◆ EXERCISE TASKS:
a) In the text on POS tagging, rewrite the passage starting with "A transition probability" and going on through "after tag t_i.", and substitute "part-of-speech tag" for each occurrence of "POS tag".
b) According to the text on POS tagging, which assumption is the bigram model based on in POS tagging?

◆ ARTICLE:

A bigram model is a probabilistic model that assumes each element (such as a POS tag) depends only on the immediately preceding element. In POS tagging, it is based on the first-order Markov assumption.

Mathematically:

P(t_i | t₁, …, t_i−1) ≈ P(t_i | t_i−1)

Transition Probability

A transition probability is the probability of one POS tag following another POS tag in a sequence.

Mathematically:

P(t_j | t_i)

It indicates how likely a tag t_j occurs after tag t_i.

Emission Probability

An emission probability is the probability that a given POS tag generates (emits) a specific word.

Mathematically:

P(w | t)

It represents how likely a word w is produced by a POS tag t.

11. Using the POS-tag HMM below, what is the most likely tag for the word "apple"?

Tags: Noun (N), Verb (V)
Emission Probabilities:

Word	P(word|N)	P(word|V)
eat	0.05	0.60
apple	0.70	0.10

Assume equal prior tag probability.

Noun (N) Verb (V) Both equal probability Cannot be inferred

Answer: A
Explanation: P(apple|N)=0.70 ≫ P(apple|V)=0.10. With equal priors, **Noun** wins.

12. In the following transition matrix, what is the probability of the POS sequence N → V → N?

From \ To	N	V
N	0.30	0.70
V	0.50	0.50

Initial probability P(N)=0.6

0.6 × 0.70 × 0.30 = 0.126 0.6 × 0.30 × 0.70 = 0.126 0.6 × 0.70 × 0.50 = 0.21 0.6 × 0.50 × 0.30 = 0.09

Answer: C
Explanation: P(N→V)=0.70, P(V→N)=0.50 ⇒ 0.6 × 0.70 × 0.50 = 0.21.

Given the transition probability matrix and as per the bigram model, the probability of the POS sequence N → V → N can be calculated by simply multiplying the bigram probabilities P(V | N) and P(N | V). (bigram probability is P(tag_j | tag_i)). The following are two valid calculations;

• Without START state: P(N → V → N) = P(V | N) X P(N | V) = 0.70 X 0.50 = 0.35
• With START state: P(N → V → N) = P(N | START) X P(V | N) X P(N | V) = 0.6 X 0.70 X 0.50 = 0.21

In this question, you are given bigram transition probabilities and initial (START) probability.

[Saved data entries]
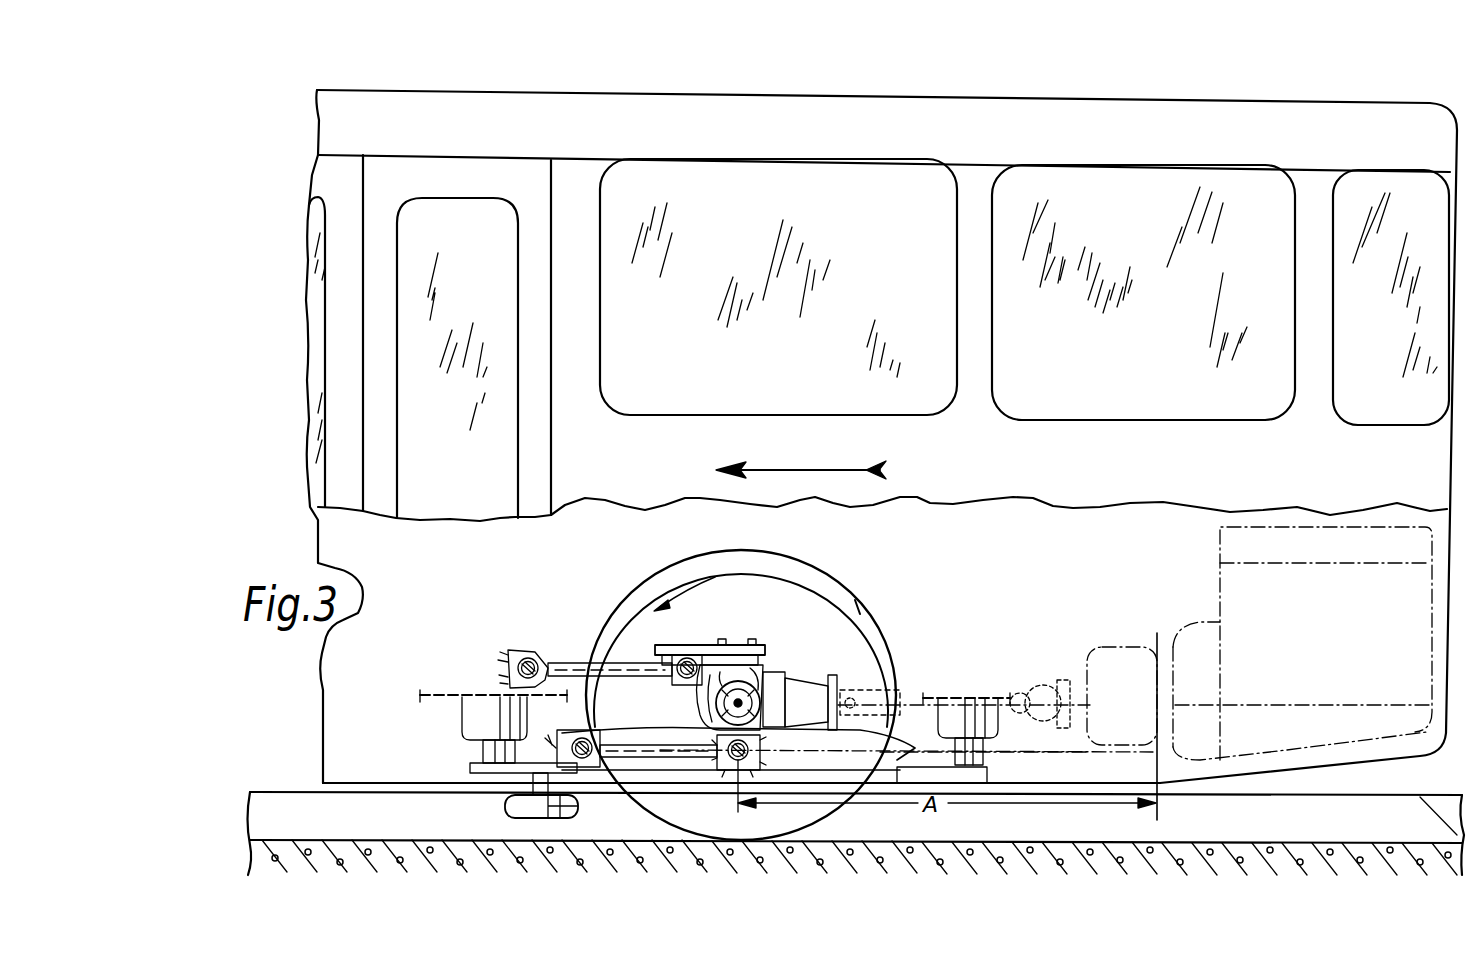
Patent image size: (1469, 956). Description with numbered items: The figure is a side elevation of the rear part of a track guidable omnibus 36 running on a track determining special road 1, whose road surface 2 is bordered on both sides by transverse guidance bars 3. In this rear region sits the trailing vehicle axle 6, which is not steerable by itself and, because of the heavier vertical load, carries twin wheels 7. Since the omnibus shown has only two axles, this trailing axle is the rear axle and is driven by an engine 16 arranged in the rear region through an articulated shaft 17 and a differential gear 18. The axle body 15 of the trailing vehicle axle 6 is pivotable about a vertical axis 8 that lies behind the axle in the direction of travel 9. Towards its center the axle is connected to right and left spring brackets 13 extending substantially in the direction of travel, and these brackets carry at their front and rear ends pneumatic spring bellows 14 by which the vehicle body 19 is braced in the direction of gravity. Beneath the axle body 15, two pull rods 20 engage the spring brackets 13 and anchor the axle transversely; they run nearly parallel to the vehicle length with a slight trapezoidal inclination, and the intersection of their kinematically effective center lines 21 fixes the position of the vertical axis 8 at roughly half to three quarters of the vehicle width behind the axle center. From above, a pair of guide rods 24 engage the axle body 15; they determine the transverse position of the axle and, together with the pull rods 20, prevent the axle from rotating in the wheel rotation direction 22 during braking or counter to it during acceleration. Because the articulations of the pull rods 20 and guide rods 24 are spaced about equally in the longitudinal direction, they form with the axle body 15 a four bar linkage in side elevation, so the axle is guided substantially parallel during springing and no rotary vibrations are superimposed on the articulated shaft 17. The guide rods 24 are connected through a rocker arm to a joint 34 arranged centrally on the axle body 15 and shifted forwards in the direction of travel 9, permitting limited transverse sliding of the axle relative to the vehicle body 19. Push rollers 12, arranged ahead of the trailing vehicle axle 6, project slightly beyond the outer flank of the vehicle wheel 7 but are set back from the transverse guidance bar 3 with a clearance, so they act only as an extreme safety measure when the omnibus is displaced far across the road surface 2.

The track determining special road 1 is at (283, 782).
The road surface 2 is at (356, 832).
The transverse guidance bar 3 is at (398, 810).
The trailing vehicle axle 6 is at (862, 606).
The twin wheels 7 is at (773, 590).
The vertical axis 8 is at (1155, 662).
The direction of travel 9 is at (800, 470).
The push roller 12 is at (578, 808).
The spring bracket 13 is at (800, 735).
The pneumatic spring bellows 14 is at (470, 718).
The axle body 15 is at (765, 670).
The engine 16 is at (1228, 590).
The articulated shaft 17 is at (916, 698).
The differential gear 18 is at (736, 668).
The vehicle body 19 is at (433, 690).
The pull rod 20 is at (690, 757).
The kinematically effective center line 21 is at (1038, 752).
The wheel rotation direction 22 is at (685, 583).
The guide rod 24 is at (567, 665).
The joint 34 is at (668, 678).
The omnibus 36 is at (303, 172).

* * *

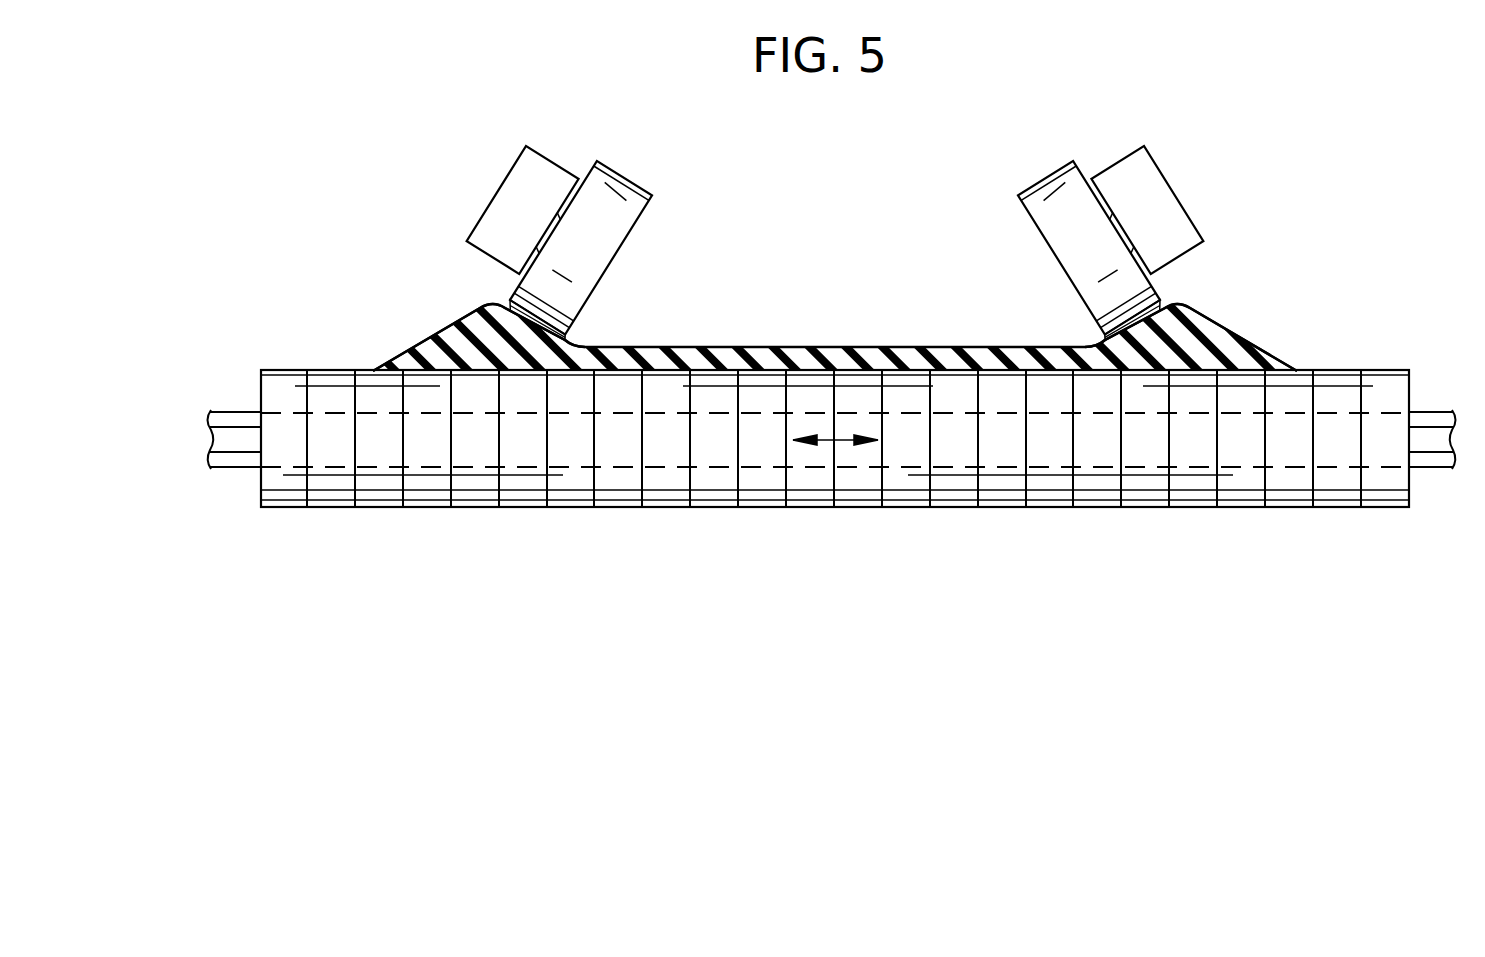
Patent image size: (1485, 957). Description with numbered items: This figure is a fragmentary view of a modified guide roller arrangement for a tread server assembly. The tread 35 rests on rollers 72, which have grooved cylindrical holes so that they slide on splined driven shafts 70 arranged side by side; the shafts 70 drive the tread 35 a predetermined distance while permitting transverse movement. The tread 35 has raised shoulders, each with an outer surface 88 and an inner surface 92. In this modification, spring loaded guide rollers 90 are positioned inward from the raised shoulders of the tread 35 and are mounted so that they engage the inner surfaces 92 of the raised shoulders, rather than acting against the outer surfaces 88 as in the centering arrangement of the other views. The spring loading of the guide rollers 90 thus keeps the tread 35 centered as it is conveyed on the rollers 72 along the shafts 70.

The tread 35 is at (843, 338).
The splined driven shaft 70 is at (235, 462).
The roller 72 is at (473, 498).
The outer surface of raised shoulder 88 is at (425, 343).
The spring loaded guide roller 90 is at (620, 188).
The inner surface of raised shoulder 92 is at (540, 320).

◆ ANSWERS GIVEN:
a)
A transition probability is the probability of one part-of-speech tag following another part-of-speech tag in a sequence.

Mathematically:

P(t_j | t_i)

It indicates how likely a tag t_j occurs after tag t_i.

b) The first-order Markov assumption.